### [Supplied information]
....................
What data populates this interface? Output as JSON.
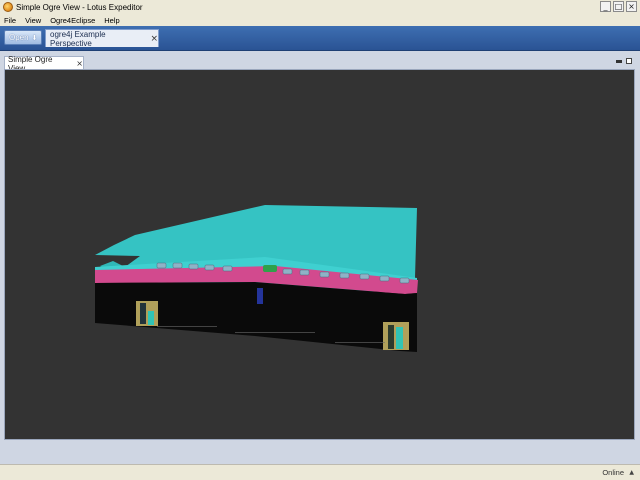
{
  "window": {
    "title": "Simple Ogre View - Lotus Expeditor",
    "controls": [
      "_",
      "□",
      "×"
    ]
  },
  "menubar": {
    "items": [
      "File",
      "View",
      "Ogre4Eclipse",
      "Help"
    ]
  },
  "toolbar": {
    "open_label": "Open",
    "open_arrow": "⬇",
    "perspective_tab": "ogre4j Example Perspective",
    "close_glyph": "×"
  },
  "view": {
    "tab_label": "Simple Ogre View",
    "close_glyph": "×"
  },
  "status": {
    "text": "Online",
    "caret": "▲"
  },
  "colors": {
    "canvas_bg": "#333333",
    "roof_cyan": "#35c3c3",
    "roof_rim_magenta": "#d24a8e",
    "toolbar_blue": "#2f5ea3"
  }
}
....................
### [Aim]
Select and copy each line from the data that includes the word "Simple".

### [Task solution]
    "title": "Simple Ogre View - Lotus Expeditor",
    "tab_label": "Simple Ogre View",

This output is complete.